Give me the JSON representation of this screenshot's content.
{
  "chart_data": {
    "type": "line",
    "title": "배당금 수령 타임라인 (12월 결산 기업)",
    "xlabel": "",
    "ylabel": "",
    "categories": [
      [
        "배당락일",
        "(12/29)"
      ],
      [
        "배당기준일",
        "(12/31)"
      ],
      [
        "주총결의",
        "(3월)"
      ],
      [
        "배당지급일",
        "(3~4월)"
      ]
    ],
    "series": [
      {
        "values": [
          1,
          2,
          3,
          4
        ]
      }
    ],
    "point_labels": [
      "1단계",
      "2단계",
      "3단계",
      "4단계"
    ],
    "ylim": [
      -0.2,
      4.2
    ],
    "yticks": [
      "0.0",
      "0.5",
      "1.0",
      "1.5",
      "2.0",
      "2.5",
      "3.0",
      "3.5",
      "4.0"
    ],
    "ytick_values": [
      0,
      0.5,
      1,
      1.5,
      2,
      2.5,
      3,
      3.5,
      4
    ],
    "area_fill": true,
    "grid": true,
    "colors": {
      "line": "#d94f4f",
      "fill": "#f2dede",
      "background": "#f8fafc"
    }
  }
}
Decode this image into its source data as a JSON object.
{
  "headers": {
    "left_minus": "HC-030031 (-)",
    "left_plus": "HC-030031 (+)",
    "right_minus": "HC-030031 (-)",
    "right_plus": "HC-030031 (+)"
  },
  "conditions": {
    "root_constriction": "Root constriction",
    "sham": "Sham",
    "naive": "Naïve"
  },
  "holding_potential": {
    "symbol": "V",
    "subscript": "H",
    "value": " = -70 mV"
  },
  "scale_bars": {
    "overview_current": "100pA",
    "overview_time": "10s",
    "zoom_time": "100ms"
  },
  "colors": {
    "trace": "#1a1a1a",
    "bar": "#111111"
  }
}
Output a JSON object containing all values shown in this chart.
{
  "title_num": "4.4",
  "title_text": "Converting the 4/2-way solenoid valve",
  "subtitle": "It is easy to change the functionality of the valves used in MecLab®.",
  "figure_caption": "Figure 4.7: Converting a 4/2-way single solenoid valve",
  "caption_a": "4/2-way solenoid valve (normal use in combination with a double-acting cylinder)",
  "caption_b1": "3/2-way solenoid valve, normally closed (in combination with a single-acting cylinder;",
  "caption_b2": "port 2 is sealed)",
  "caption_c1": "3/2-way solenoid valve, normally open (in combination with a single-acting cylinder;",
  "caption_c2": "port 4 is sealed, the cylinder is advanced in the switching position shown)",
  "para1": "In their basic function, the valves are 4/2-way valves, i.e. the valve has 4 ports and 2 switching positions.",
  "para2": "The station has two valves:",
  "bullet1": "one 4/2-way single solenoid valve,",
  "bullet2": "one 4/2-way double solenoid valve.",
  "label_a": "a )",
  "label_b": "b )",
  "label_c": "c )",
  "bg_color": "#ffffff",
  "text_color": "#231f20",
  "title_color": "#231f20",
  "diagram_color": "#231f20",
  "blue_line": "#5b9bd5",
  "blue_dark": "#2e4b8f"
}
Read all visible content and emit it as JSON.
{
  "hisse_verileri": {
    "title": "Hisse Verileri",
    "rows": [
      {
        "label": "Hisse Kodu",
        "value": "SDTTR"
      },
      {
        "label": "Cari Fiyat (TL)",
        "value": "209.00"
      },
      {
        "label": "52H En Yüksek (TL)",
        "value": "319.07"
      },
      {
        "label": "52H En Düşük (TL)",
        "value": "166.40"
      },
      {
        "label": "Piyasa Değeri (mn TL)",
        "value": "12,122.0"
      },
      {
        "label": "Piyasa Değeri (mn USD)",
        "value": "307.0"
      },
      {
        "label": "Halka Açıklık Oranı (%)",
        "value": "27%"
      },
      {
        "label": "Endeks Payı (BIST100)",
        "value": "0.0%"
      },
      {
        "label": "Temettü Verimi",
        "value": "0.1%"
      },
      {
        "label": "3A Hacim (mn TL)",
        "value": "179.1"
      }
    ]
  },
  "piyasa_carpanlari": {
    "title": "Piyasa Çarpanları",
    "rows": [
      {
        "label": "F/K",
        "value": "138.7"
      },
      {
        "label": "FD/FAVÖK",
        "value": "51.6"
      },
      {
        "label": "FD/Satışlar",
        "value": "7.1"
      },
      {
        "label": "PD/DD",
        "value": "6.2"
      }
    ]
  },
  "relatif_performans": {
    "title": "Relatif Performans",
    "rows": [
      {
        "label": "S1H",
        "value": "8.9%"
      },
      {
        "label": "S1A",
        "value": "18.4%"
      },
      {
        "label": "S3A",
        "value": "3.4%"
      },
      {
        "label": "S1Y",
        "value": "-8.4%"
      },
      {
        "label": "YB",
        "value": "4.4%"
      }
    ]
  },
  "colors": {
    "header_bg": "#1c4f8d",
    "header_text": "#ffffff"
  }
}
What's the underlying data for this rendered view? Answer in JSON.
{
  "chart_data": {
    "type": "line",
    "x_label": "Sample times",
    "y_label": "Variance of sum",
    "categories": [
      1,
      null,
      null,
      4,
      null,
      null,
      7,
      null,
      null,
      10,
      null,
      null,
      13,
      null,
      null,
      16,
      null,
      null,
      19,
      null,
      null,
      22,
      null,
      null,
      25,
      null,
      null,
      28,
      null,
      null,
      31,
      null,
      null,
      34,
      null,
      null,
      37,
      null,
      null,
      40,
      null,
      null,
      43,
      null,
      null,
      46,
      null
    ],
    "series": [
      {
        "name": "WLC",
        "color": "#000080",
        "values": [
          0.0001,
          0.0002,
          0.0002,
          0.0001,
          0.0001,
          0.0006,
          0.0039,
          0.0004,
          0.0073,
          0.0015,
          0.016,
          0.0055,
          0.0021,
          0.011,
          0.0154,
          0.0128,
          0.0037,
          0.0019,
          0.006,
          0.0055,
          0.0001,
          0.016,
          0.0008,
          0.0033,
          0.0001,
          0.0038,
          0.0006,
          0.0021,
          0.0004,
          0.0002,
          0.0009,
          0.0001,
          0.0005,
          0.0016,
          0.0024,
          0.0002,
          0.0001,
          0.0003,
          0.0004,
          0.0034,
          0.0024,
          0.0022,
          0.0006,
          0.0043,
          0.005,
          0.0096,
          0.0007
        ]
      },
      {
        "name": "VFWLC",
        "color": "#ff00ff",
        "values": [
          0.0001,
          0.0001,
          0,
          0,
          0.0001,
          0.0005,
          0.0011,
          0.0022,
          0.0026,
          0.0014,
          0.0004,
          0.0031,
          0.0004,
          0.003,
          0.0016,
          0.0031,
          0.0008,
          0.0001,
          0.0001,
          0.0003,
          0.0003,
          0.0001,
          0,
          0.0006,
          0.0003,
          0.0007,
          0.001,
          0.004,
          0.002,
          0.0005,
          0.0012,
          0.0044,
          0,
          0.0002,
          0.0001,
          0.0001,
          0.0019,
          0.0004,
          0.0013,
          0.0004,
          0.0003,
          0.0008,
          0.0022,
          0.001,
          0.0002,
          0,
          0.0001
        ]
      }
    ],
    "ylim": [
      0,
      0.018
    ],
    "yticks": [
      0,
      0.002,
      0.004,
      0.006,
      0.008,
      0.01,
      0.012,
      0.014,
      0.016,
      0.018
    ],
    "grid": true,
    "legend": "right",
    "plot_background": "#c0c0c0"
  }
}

.....

> [EXERCISE BRIEF] In the records above, collect each line with "Converting".

> [TASK SOLUTION]
  "title_text": "Converting the 4/2-way solenoid valve",
  "figure_caption": "Figure 4.7: Converting a 4/2-way single solenoid valve",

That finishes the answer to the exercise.